▶ Written instruction: Give only the number of lines where "Importazioni" occurs.

▶ The input:
++++

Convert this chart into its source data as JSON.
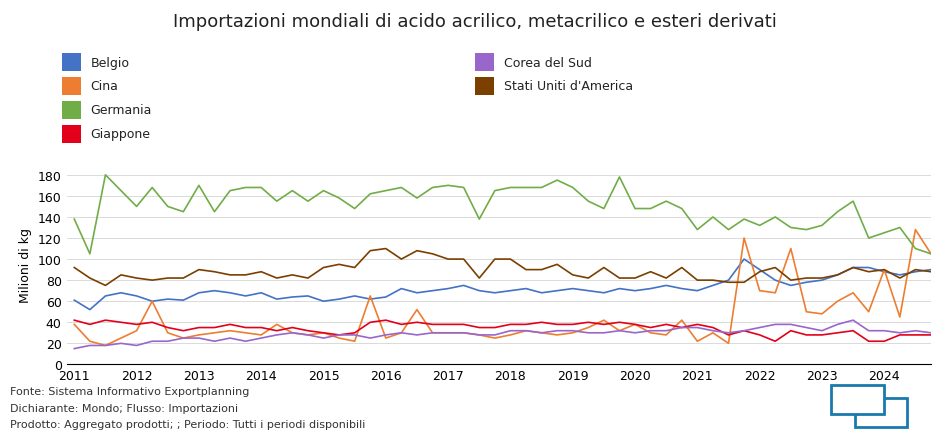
{
  "title": "Importazioni mondiali di acido acrilico, metacrilico e esteri derivati",
  "ylabel": "Milioni di kg",
  "footer_lines": [
    "Fonte: Sistema Informativo Exportplanning",
    "Dichiarante: Mondo; Flusso: Importazioni",
    "Prodotto: Aggregato prodotti; ; Periodo: Tutti i periodi disponibili"
  ],
  "series": {
    "Belgio": {
      "color": "#4472C4",
      "data": [
        61,
        52,
        65,
        68,
        65,
        60,
        62,
        61,
        68,
        70,
        68,
        65,
        68,
        62,
        64,
        65,
        60,
        62,
        65,
        62,
        64,
        72,
        68,
        70,
        72,
        75,
        70,
        68,
        70,
        72,
        68,
        70,
        72,
        70,
        68,
        72,
        70,
        72,
        75,
        72,
        70,
        75,
        80,
        100,
        90,
        80,
        75,
        78,
        80,
        85,
        92,
        92,
        88,
        85,
        88,
        90
      ]
    },
    "Cina": {
      "color": "#ED7D31",
      "data": [
        38,
        22,
        18,
        25,
        32,
        60,
        30,
        25,
        28,
        30,
        32,
        30,
        28,
        38,
        30,
        28,
        30,
        25,
        22,
        65,
        25,
        30,
        52,
        30,
        30,
        30,
        28,
        25,
        28,
        32,
        30,
        28,
        30,
        35,
        42,
        32,
        38,
        30,
        28,
        42,
        22,
        30,
        20,
        120,
        70,
        68,
        110,
        50,
        48,
        60,
        68,
        50,
        90,
        45,
        128,
        105
      ]
    },
    "Germania": {
      "color": "#70AD47",
      "data": [
        138,
        105,
        180,
        165,
        150,
        168,
        150,
        145,
        170,
        145,
        165,
        168,
        168,
        155,
        165,
        155,
        165,
        158,
        148,
        162,
        165,
        168,
        158,
        168,
        170,
        168,
        138,
        165,
        168,
        168,
        168,
        175,
        168,
        155,
        148,
        178,
        148,
        148,
        155,
        148,
        128,
        140,
        128,
        138,
        132,
        140,
        130,
        128,
        132,
        145,
        155,
        120,
        125,
        130,
        110,
        105
      ]
    },
    "Giappone": {
      "color": "#E3001B",
      "data": [
        42,
        38,
        42,
        40,
        38,
        40,
        35,
        32,
        35,
        35,
        38,
        35,
        35,
        32,
        35,
        32,
        30,
        28,
        30,
        40,
        42,
        38,
        40,
        38,
        38,
        38,
        35,
        35,
        38,
        38,
        40,
        38,
        38,
        40,
        38,
        40,
        38,
        35,
        38,
        35,
        38,
        35,
        28,
        32,
        28,
        22,
        32,
        28,
        28,
        30,
        32,
        22,
        22,
        28,
        28,
        28
      ]
    },
    "Corea del Sud": {
      "color": "#9966CC",
      "data": [
        15,
        18,
        18,
        20,
        18,
        22,
        22,
        25,
        25,
        22,
        25,
        22,
        25,
        28,
        30,
        28,
        25,
        28,
        28,
        25,
        28,
        30,
        28,
        30,
        30,
        30,
        28,
        28,
        32,
        32,
        30,
        32,
        32,
        30,
        30,
        32,
        30,
        32,
        32,
        35,
        35,
        32,
        30,
        32,
        35,
        38,
        38,
        35,
        32,
        38,
        42,
        32,
        32,
        30,
        32,
        30
      ]
    },
    "Stati Uniti d'America": {
      "color": "#7B3F00",
      "data": [
        92,
        82,
        75,
        85,
        82,
        80,
        82,
        82,
        90,
        88,
        85,
        85,
        88,
        82,
        85,
        82,
        92,
        95,
        92,
        108,
        110,
        100,
        108,
        105,
        100,
        100,
        82,
        100,
        100,
        90,
        90,
        95,
        85,
        82,
        92,
        82,
        82,
        88,
        82,
        92,
        80,
        80,
        78,
        78,
        88,
        92,
        80,
        82,
        82,
        85,
        92,
        88,
        90,
        82,
        90,
        88
      ]
    }
  },
  "ylim": [
    0,
    190
  ],
  "yticks": [
    0,
    20,
    40,
    60,
    80,
    100,
    120,
    140,
    160,
    180
  ],
  "xtick_labels": [
    "2011",
    "2012",
    "2013",
    "2014",
    "2015",
    "2016",
    "2017",
    "2018",
    "2019",
    "2020",
    "2021",
    "2022",
    "2023",
    "2024"
  ],
  "xtick_positions": [
    0,
    4,
    8,
    12,
    16,
    20,
    24,
    28,
    32,
    36,
    40,
    44,
    48,
    52
  ],
  "background_color": "#FFFFFF",
  "legend_col1": [
    "Belgio",
    "Cina",
    "Germania",
    "Giappone"
  ],
  "legend_col2": [
    "Corea del Sud",
    "Stati Uniti d'America"
  ]
}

++++

▶ Full answer: 2